Extracted records:
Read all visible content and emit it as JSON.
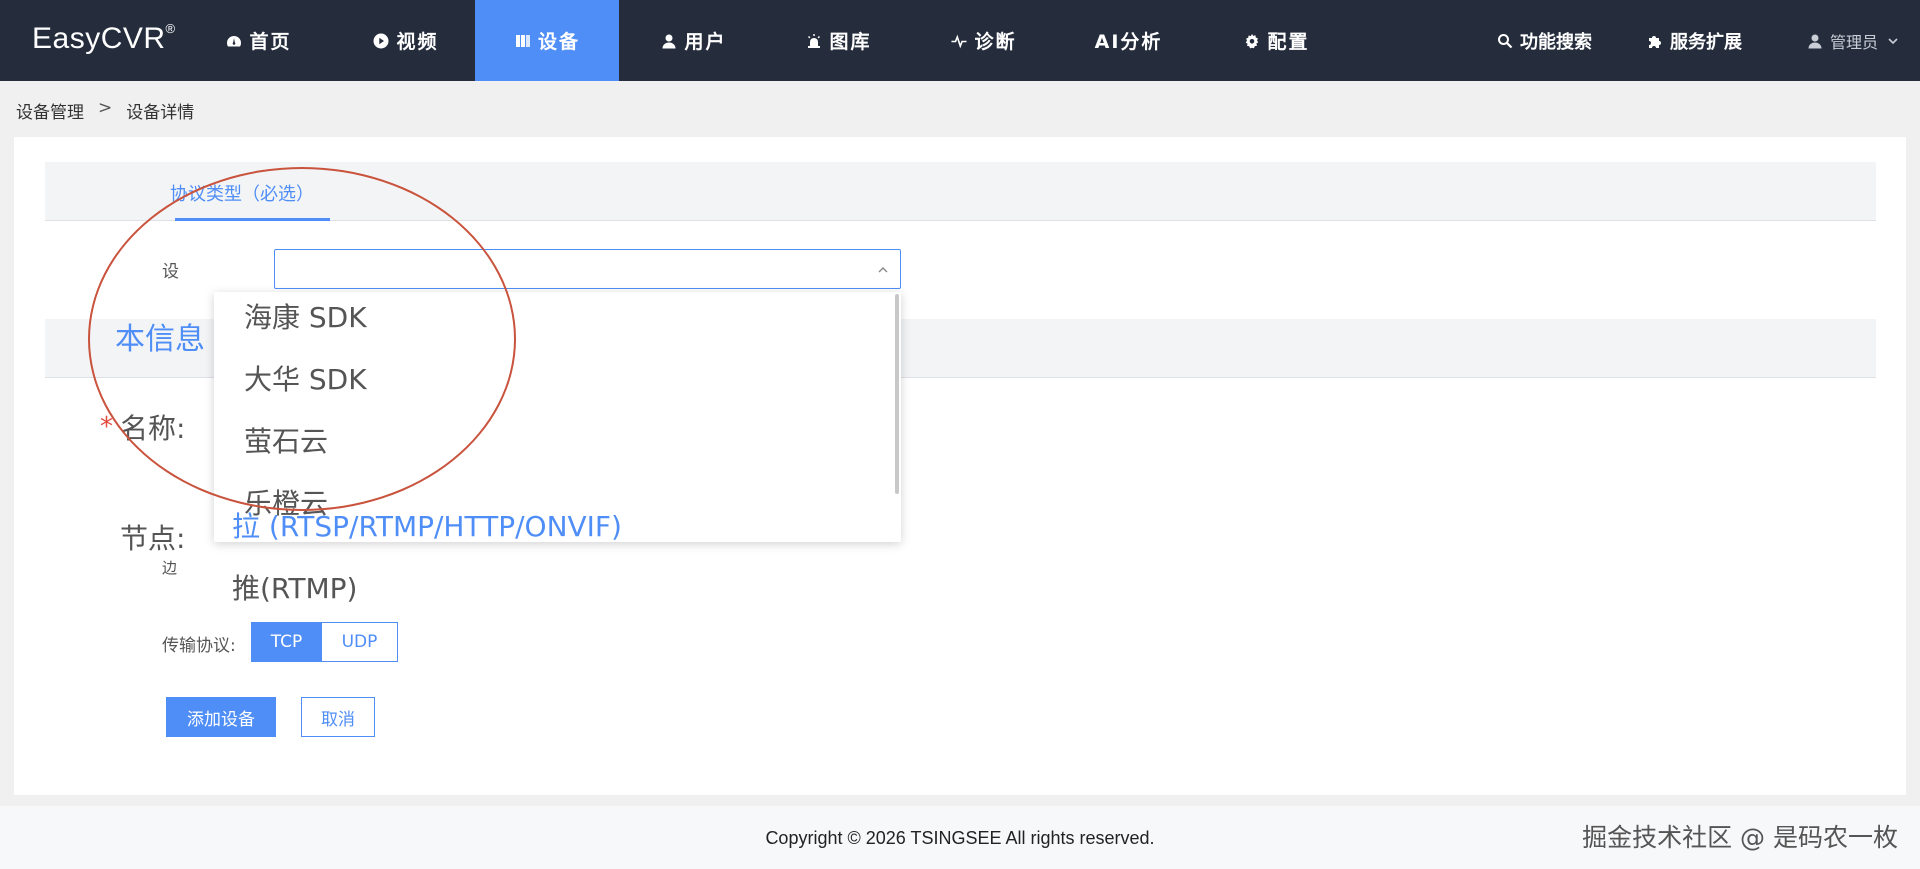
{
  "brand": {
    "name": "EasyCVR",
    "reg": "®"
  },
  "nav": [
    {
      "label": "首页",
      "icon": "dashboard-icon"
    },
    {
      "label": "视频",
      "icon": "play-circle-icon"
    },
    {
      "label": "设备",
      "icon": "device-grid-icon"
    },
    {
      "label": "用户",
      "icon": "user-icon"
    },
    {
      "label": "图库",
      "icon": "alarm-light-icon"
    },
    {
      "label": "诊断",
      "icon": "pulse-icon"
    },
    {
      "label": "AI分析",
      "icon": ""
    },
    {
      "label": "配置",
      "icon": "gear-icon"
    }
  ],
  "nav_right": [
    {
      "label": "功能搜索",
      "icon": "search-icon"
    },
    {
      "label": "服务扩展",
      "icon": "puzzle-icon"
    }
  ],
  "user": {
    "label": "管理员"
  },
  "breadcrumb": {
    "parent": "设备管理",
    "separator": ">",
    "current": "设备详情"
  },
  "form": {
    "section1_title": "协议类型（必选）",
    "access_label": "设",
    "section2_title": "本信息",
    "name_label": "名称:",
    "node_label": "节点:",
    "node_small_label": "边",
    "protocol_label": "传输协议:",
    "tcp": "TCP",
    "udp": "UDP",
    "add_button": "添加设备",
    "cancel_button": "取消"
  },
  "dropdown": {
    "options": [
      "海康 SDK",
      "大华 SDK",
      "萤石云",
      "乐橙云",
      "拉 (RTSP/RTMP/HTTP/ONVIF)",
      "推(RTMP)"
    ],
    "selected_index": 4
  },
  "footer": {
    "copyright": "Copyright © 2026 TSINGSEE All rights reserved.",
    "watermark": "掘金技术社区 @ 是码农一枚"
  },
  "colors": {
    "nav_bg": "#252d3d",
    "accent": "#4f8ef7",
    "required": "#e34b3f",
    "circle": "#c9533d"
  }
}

* [Challenge]
Identify lines with the string "icon". Copy each one.

* [Complete answer]
      "icon": "dashboard-icon"
      "icon": "play-circle-icon"
      "icon": "device-grid-icon"
      "icon": "user-icon"
      "icon": "alarm-light-icon"
      "icon": "pulse-icon"
      "icon": ""
      "icon": "gear-icon"
      "icon": "search-icon"
      "icon": "puzzle-icon"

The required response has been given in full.